* _Exercise materials_

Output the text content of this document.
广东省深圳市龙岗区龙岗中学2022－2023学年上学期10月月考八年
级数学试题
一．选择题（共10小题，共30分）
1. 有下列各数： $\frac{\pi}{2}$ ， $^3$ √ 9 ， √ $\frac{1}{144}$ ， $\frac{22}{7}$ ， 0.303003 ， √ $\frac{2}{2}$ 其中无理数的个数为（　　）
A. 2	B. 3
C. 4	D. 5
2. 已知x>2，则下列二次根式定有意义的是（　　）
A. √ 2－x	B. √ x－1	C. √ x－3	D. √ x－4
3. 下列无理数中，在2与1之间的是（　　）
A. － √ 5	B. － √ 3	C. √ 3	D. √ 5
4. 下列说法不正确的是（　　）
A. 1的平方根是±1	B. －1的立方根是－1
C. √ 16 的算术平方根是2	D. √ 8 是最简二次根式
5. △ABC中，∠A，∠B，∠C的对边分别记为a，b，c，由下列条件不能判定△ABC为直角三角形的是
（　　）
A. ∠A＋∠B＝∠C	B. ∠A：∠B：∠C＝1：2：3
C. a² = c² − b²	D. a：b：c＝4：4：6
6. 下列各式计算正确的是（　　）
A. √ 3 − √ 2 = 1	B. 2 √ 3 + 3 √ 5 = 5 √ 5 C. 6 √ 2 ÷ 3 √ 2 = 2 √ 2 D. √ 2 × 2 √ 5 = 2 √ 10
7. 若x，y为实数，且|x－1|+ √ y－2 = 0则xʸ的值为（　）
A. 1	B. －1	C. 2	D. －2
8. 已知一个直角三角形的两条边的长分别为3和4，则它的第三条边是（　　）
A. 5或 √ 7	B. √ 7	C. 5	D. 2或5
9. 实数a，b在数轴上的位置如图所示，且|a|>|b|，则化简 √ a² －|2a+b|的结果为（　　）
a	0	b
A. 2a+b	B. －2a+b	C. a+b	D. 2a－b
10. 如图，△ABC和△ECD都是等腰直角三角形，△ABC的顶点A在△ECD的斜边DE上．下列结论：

* _What the exercise asks_
The records above should be returned exactly.

* _Task answer_
Output the text content of this document.
广东省深圳市龙岗区龙岗中学2022－2023学年上学期10月月考八年
级数学试题
一．选择题（共10小题，共30分）
1. 有下列各数： $\frac{\pi}{2}$ ， $^3$ √ 9 ， √ $\frac{1}{144}$ ， $\frac{22}{7}$ ， 0.303003 ， √ $\frac{2}{2}$ 其中无理数的个数为（　　）
A. 2	B. 3
C. 4	D. 5
2. 已知x>2，则下列二次根式定有意义的是（　　）
A. √ 2－x	B. √ x－1	C. √ x－3	D. √ x－4
3. 下列无理数中，在2与1之间的是（　　）
A. － √ 5	B. － √ 3	C. √ 3	D. √ 5
4. 下列说法不正确的是（　　）
A. 1的平方根是±1	B. －1的立方根是－1
C. √ 16 的算术平方根是2	D. √ 8 是最简二次根式
5. △ABC中，∠A，∠B，∠C的对边分别记为a，b，c，由下列条件不能判定△ABC为直角三角形的是
（　　）
A. ∠A＋∠B＝∠C	B. ∠A：∠B：∠C＝1：2：3
C. a² = c² − b²	D. a：b：c＝4：4：6
6. 下列各式计算正确的是（　　）
A. √ 3 − √ 2 = 1	B. 2 √ 3 + 3 √ 5 = 5 √ 5 C. 6 √ 2 ÷ 3 √ 2 = 2 √ 2 D. √ 2 × 2 √ 5 = 2 √ 10
7. 若x，y为实数，且|x－1|+ √ y－2 = 0则xʸ的值为（　）
A. 1	B. －1	C. 2	D. －2
8. 已知一个直角三角形的两条边的长分别为3和4，则它的第三条边是（　　）
A. 5或 √ 7	B. √ 7	C. 5	D. 2或5
9. 实数a，b在数轴上的位置如图所示，且|a|>|b|，则化简 √ a² －|2a+b|的结果为（　　）
a	0	b
A. 2a+b	B. －2a+b	C. a+b	D. 2a－b
10. 如图，△ABC和△ECD都是等腰直角三角形，△ABC的顶点A在△ECD的斜边DE上．下列结论：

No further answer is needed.